Check every line of the entries below for the word "subtitle", and copy the ones that have it.

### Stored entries
* * * * *

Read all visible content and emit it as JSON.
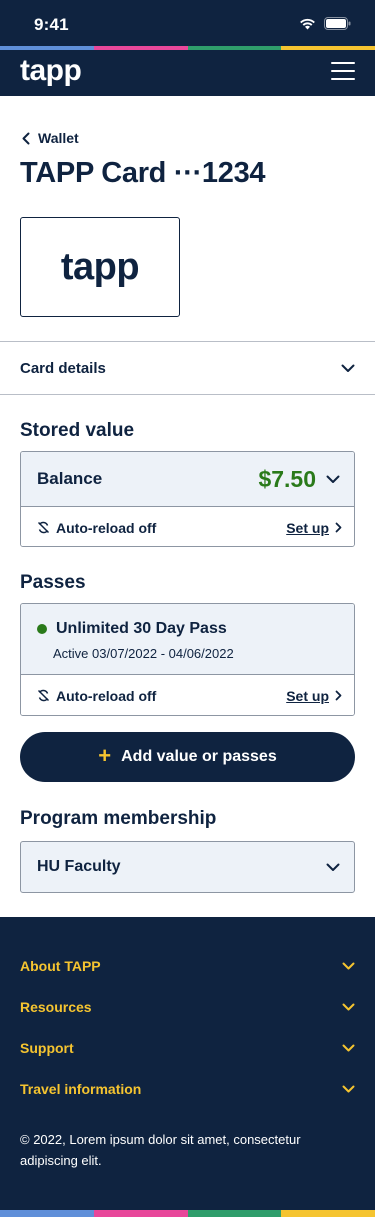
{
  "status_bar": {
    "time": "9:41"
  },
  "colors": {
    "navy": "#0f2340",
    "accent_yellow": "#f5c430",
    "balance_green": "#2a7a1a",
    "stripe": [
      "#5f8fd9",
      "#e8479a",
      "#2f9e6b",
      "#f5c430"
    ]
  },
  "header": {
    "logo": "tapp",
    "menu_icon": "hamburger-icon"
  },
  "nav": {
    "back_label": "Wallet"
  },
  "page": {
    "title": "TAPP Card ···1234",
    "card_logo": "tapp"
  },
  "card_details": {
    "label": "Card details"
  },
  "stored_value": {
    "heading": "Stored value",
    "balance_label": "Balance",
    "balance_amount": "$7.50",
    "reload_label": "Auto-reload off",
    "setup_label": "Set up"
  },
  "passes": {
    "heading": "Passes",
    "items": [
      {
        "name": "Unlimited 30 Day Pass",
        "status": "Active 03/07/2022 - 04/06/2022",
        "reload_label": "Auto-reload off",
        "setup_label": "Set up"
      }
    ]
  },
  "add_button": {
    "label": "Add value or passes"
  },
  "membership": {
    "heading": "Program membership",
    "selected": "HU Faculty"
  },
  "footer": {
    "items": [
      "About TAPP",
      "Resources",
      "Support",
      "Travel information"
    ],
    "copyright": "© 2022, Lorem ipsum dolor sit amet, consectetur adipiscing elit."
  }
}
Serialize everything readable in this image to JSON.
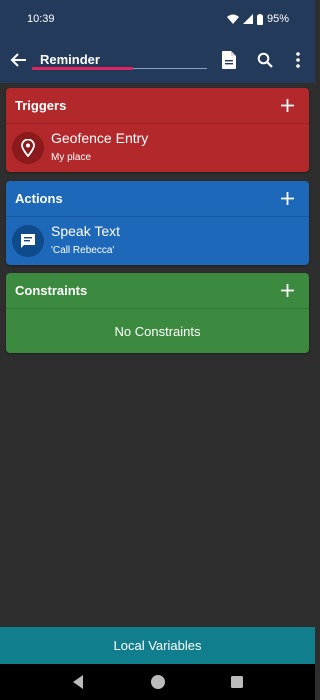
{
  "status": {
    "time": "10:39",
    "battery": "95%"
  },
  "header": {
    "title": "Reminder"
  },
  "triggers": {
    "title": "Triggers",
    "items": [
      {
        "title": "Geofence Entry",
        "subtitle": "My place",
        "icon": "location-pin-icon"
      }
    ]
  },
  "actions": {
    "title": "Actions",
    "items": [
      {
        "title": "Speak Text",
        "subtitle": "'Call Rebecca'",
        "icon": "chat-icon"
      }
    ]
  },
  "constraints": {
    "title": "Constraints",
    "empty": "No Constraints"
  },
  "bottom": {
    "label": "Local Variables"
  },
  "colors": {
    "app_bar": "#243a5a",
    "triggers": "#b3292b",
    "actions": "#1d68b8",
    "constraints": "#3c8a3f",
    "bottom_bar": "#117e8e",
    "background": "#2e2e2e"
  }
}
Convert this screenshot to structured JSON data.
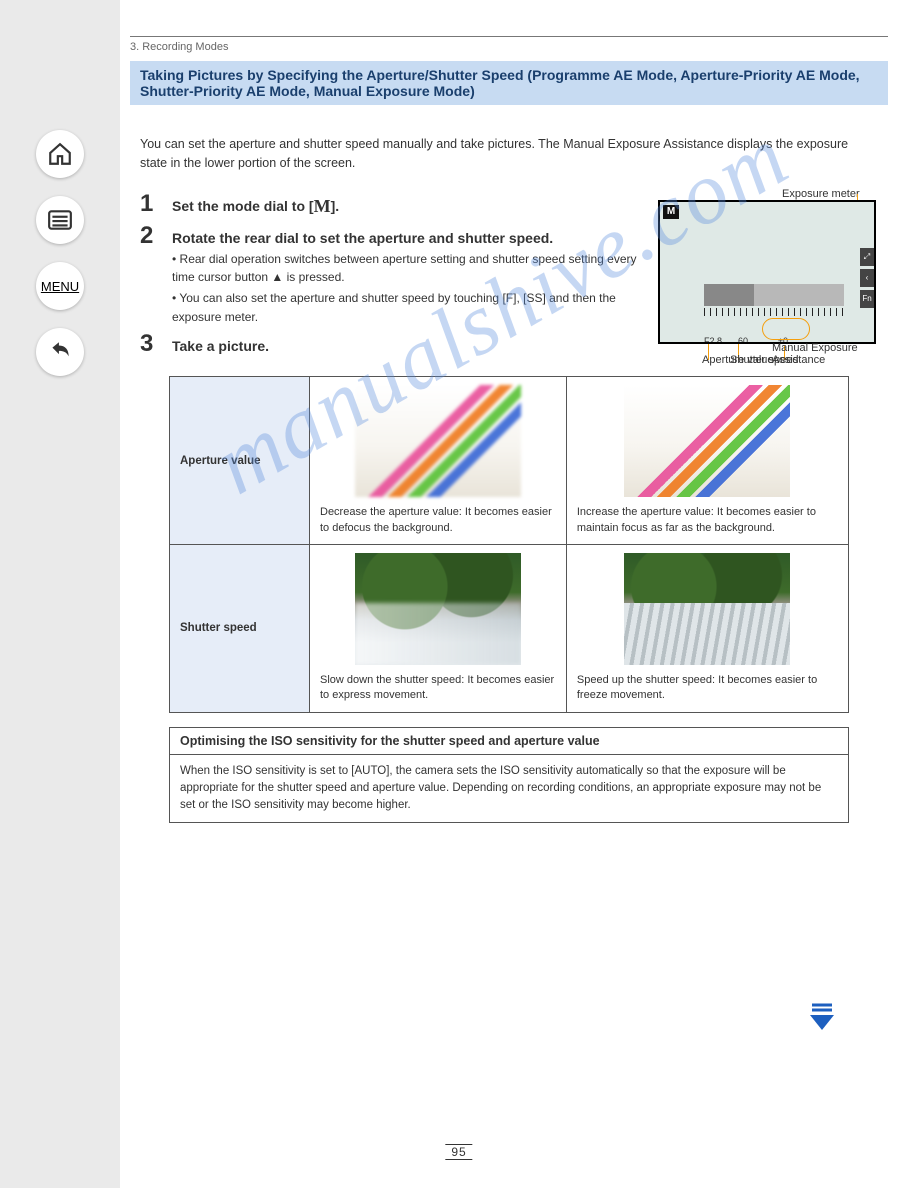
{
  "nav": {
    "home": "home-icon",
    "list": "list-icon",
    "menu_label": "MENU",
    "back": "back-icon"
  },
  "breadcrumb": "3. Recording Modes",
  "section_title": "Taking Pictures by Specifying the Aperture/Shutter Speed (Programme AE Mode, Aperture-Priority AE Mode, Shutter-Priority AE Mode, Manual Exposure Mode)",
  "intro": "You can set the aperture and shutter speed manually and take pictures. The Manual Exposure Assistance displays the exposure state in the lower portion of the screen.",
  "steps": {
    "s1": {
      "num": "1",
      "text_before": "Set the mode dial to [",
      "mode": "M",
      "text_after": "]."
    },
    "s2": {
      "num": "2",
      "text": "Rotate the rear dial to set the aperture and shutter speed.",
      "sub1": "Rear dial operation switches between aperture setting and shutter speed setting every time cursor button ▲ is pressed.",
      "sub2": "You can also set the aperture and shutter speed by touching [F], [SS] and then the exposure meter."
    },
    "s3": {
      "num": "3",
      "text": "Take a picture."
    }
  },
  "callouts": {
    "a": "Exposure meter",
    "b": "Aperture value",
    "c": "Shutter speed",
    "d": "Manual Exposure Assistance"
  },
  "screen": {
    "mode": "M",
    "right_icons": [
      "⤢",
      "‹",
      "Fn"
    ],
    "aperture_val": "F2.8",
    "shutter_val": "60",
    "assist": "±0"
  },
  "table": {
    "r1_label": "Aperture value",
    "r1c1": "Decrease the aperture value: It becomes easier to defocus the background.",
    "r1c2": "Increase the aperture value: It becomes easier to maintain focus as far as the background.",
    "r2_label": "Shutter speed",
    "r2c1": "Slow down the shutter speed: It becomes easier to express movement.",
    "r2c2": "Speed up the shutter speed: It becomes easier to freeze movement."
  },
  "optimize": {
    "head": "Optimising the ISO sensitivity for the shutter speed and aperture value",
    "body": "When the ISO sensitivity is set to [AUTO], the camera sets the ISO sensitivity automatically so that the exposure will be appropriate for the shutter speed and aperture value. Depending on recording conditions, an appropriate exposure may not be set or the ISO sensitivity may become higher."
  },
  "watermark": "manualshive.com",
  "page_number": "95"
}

* * * * *

### SOLVED PROBLEM
        "subtitle": "My place",
        "subtitle": "'Call Rebecca'",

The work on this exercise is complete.